→ Source excerpt:
»»

Domna Samiou was in charge of the tour, together with her collaborators, musicians of traditional music and a troupe of dancers from the 'Eleni Tsaouli' group. They gave sixteen performances in fifteen different venues, which were attended by more than ten thousand spectators, most of them Swedish, who were brought in touch with traditional Greek music for the first time.
The success of the tour was so great (as was proved by the response of the public and the critics), that it led immediately to the prospect of the event being repeated in the near future and also for other forms of projection of Greek folk music [to be pursued] in Sweden.
More specifically, three half hour programs were recorded for the Swedish radio and in September a record with traditional songs will be issued, which will be distributed gratis in schools, other educational or cultural establishments etc. During the same month, Domna Samiou is planned to make another tour in Sweden, performing mainly in schools, as well as perform in other Scandinavian countries.
'There was a lot of enthusiasm from the Swedish audiences during our performances.' Domna Samiou stated herself. 'The musical genre was of course unknown to them, but they were impressed by the sounds, the rhythms, the movements and the Greek costumes.'
In the performances, which were organised by the Swedish Concert Organisation, dances and songs from various parts of Greece were performed; from the Aegean islands, Thrace, Macedonia, Crete, Asia Minor, Dodecanese etc. And there were two different programs. One of longer duration, lasting about eighty minutes and one shorter one of about fifty minutes, which were presented in the different towns depending on the case.

««

→ Data provided:
»»

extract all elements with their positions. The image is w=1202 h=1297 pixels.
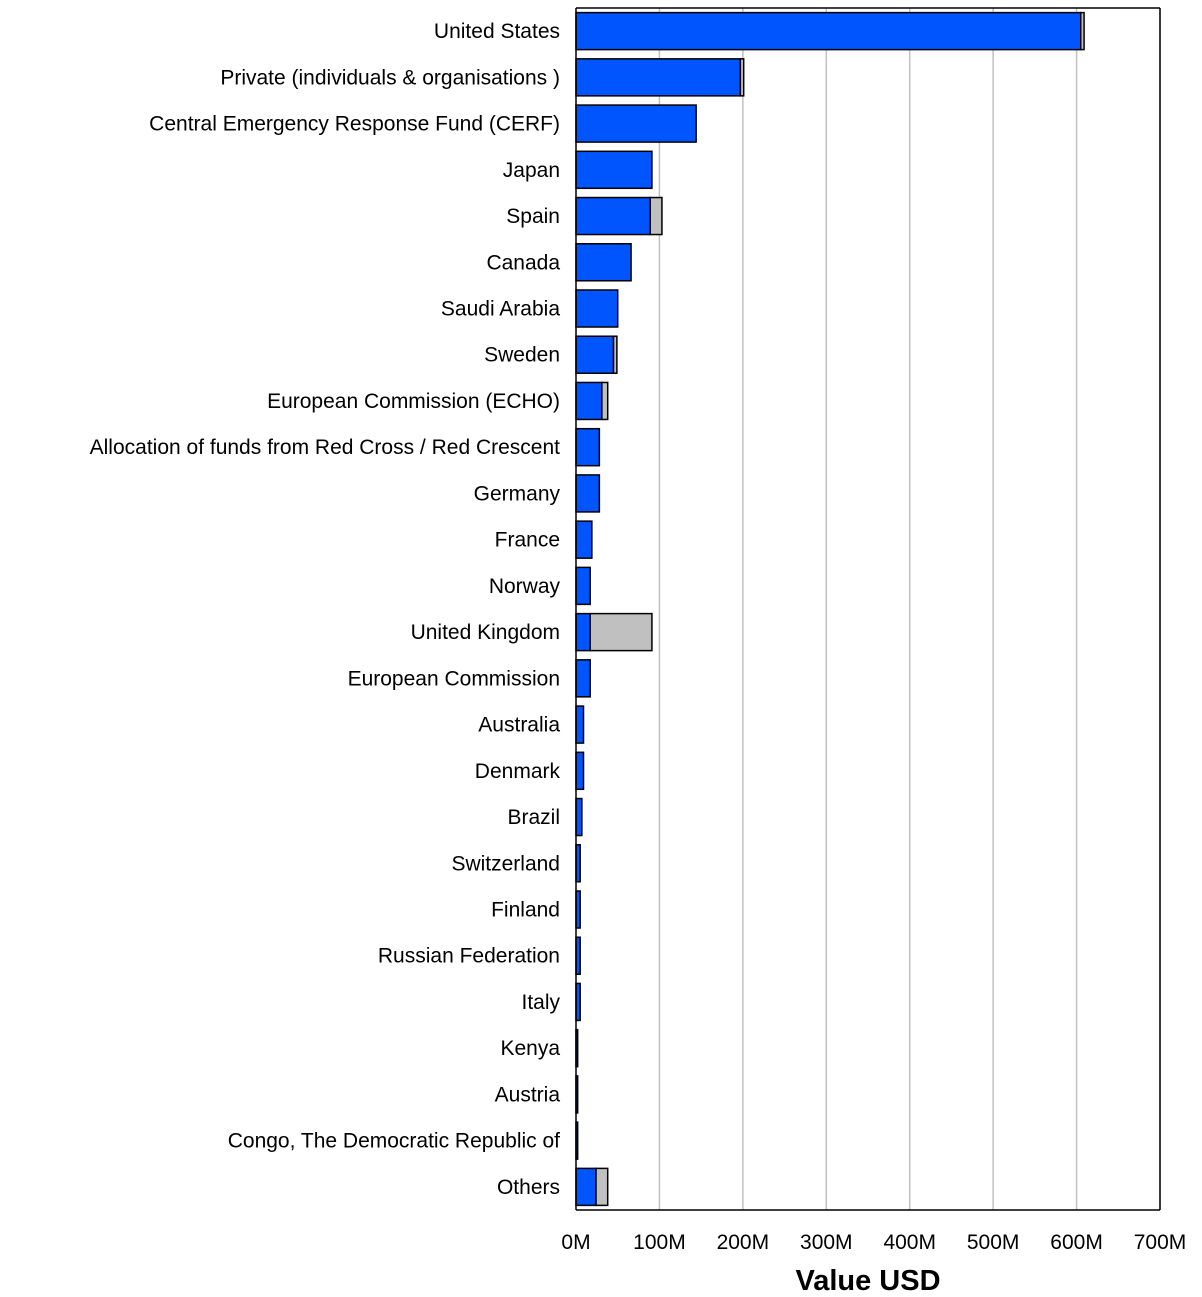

««

→ Exercise set:
a - In the text about Domna Samiou's tour in Sweden, list every region named as a source of the dances and songs performed.
b - Pick up the text about Domna Samiou's tour in Sweden after its last sentence and write the next part.
The listing comes from a separate source and has no connection to the text about the tour.

→ Task responses:
a - The Aegean islands, Thrace, Macedonia, Crete, Asia Minor, and the Dodecanese.

b -
'Another thing that was very interesting, for us this time, was our meetings with various Swedish groups in local festivals and events. That way we managed to get to know the music and the dancing traditions of this land, which the Swedes have been trying to revive for about ten years now.'
Apart though from Domna Samiou's personal impressions and those of her collaborators (Petros Kalyvas on clarinet, oud and flute, Stefanos Vartanis on violin, Christos Athanasopoulos on lute, Andreas Pappas on percussion and Apostolos Kyriakakis on Cretan lyre), the reaction of the Swedish people to this invasion of Greek traditional music and dance in their Northern country is also interesting.
It is reported from Sweden that the critics wrote the following, among other things, about the Greek performances:
'...Whoever thinks that Greek music is just the bouzouki, should go and listen to Domna Samiou...' and '...the Greek group was one of the highest moments in the ten year history of the international musical events at Sylia lake...' (In those final performances at Sylia lake, which are very renown in Sweden and abroad, Domna Samiou's group played in parallel with the Moscow quartet).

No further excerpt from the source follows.